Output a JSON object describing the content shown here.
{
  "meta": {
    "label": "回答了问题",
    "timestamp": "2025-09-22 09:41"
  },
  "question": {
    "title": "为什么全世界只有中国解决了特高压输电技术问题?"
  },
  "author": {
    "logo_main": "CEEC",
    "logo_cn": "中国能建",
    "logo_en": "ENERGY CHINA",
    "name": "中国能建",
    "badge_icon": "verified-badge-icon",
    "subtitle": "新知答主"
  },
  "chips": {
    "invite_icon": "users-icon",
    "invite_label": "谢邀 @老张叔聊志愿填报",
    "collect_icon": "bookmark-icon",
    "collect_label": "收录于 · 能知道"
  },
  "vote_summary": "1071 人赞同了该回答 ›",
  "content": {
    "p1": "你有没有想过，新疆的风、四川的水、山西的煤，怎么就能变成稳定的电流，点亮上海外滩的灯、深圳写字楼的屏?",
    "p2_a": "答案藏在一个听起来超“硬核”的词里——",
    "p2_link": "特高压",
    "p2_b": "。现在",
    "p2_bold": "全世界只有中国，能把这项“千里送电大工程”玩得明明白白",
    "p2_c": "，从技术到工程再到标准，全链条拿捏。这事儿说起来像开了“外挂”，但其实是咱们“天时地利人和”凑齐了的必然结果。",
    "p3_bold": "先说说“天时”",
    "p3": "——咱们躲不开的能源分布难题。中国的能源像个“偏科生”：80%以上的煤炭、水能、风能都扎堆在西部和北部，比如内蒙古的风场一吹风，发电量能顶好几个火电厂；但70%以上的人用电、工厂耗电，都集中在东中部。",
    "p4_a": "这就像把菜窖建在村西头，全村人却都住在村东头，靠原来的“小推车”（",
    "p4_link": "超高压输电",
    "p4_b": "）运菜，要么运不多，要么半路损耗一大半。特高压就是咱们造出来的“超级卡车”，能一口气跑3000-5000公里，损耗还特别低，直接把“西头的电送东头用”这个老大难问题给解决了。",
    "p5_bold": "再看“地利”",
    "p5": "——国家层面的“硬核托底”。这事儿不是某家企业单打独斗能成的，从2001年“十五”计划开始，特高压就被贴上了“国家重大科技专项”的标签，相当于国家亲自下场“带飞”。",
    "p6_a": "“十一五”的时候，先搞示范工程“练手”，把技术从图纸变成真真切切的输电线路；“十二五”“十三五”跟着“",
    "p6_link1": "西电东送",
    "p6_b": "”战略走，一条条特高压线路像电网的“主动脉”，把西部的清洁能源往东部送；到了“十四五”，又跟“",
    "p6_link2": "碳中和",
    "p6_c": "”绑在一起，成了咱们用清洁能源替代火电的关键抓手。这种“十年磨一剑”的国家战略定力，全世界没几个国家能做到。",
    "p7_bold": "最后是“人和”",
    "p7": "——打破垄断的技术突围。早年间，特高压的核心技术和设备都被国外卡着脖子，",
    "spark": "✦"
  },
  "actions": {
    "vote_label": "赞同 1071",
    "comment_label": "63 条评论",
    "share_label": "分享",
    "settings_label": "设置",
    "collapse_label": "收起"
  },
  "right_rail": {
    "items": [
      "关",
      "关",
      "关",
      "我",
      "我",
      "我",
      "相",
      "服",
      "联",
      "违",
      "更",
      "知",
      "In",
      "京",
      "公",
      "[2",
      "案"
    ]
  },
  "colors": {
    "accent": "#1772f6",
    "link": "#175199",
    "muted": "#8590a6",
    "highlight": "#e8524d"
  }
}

|---|

* [YOUR OBJECTIVE]: Repeat the whole listing exactly, keeping every line intact.

* [ANSWER FOR THE TASK]:
Output a JSON object describing the content shown here.
{
  "meta": {
    "label": "回答了问题",
    "timestamp": "2025-09-22 09:41"
  },
  "question": {
    "title": "为什么全世界只有中国解决了特高压输电技术问题?"
  },
  "author": {
    "logo_main": "CEEC",
    "logo_cn": "中国能建",
    "logo_en": "ENERGY CHINA",
    "name": "中国能建",
    "badge_icon": "verified-badge-icon",
    "subtitle": "新知答主"
  },
  "chips": {
    "invite_icon": "users-icon",
    "invite_label": "谢邀 @老张叔聊志愿填报",
    "collect_icon": "bookmark-icon",
    "collect_label": "收录于 · 能知道"
  },
  "vote_summary": "1071 人赞同了该回答 ›",
  "content": {
    "p1": "你有没有想过，新疆的风、四川的水、山西的煤，怎么就能变成稳定的电流，点亮上海外滩的灯、深圳写字楼的屏?",
    "p2_a": "答案藏在一个听起来超“硬核”的词里——",
    "p2_link": "特高压",
    "p2_b": "。现在",
    "p2_bold": "全世界只有中国，能把这项“千里送电大工程”玩得明明白白",
    "p2_c": "，从技术到工程再到标准，全链条拿捏。这事儿说起来像开了“外挂”，但其实是咱们“天时地利人和”凑齐了的必然结果。",
    "p3_bold": "先说说“天时”",
    "p3": "——咱们躲不开的能源分布难题。中国的能源像个“偏科生”：80%以上的煤炭、水能、风能都扎堆在西部和北部，比如内蒙古的风场一吹风，发电量能顶好几个火电厂；但70%以上的人用电、工厂耗电，都集中在东中部。",
    "p4_a": "这就像把菜窖建在村西头，全村人却都住在村东头，靠原来的“小推车”（",
    "p4_link": "超高压输电",
    "p4_b": "）运菜，要么运不多，要么半路损耗一大半。特高压就是咱们造出来的“超级卡车”，能一口气跑3000-5000公里，损耗还特别低，直接把“西头的电送东头用”这个老大难问题给解决了。",
    "p5_bold": "再看“地利”",
    "p5": "——国家层面的“硬核托底”。这事儿不是某家企业单打独斗能成的，从2001年“十五”计划开始，特高压就被贴上了“国家重大科技专项”的标签，相当于国家亲自下场“带飞”。",
    "p6_a": "“十一五”的时候，先搞示范工程“练手”，把技术从图纸变成真真切切的输电线路；“十二五”“十三五”跟着“",
    "p6_link1": "西电东送",
    "p6_b": "”战略走，一条条特高压线路像电网的“主动脉”，把西部的清洁能源往东部送；到了“十四五”，又跟“",
    "p6_link2": "碳中和",
    "p6_c": "”绑在一起，成了咱们用清洁能源替代火电的关键抓手。这种“十年磨一剑”的国家战略定力，全世界没几个国家能做到。",
    "p7_bold": "最后是“人和”",
    "p7": "——打破垄断的技术突围。早年间，特高压的核心技术和设备都被国外卡着脖子，",
    "spark": "✦"
  },
  "actions": {
    "vote_label": "赞同 1071",
    "comment_label": "63 条评论",
    "share_label": "分享",
    "settings_label": "设置",
    "collapse_label": "收起"
  },
  "right_rail": {
    "items": [
      "关",
      "关",
      "关",
      "我",
      "我",
      "我",
      "相",
      "服",
      "联",
      "违",
      "更",
      "知",
      "In",
      "京",
      "公",
      "[2",
      "案"
    ]
  },
  "colors": {
    "accent": "#1772f6",
    "link": "#175199",
    "muted": "#8590a6",
    "highlight": "#e8524d"
  }
}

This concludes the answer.